§ Records for processing
————————
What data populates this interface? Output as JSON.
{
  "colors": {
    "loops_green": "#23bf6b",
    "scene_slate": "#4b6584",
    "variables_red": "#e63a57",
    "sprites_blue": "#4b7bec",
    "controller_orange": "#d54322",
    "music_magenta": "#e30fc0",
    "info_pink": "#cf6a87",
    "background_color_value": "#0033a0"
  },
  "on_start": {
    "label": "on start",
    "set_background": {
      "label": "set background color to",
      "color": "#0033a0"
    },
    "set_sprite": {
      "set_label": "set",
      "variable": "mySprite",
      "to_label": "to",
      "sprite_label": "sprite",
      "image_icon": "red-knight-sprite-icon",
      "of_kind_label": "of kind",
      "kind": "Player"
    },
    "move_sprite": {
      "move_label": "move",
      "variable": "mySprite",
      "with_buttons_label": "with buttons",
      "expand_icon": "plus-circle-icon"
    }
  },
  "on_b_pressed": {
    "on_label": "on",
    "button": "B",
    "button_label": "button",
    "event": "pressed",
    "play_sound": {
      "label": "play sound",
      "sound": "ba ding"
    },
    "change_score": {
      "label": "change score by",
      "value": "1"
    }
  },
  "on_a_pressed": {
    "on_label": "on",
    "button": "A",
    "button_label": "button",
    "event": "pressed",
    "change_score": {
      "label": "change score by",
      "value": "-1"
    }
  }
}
————————
§ Stated goal
Select every line where the word "icon" occurs.

§ The result
      "image_icon": "red-knight-sprite-icon",
      "expand_icon": "plus-circle-icon"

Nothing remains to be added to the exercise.